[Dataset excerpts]
□ □ □ □ □ □ □

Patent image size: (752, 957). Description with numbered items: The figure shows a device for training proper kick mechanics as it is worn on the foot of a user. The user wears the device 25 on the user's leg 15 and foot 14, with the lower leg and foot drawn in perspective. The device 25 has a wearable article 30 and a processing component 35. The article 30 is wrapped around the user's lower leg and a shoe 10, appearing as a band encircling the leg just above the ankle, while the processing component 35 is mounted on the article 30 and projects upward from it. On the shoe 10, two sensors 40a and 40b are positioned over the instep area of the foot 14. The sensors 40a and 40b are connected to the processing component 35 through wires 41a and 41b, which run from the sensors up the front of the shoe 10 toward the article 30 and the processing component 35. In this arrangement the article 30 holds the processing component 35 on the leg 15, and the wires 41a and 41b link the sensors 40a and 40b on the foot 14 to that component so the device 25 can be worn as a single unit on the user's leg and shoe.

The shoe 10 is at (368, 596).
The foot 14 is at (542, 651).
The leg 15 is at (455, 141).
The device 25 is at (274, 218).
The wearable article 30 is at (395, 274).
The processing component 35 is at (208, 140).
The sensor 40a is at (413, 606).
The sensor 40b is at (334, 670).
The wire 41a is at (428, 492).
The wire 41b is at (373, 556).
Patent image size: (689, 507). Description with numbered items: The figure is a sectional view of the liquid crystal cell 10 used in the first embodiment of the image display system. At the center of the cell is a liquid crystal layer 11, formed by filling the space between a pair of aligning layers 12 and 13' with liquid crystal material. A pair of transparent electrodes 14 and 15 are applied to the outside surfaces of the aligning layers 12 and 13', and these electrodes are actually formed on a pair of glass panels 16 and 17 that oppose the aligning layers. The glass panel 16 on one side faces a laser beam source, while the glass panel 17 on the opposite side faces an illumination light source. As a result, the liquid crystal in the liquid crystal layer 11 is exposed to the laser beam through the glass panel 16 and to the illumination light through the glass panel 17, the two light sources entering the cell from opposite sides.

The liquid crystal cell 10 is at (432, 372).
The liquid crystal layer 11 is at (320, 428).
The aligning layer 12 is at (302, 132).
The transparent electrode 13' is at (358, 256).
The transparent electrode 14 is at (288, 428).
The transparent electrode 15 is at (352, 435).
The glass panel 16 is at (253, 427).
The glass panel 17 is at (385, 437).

□ □ □ □ □ □ □

- [Work to complete]
Count the lines of the material above that contain the word "liquid". Reply with the number alone.

- [Problem solution]
3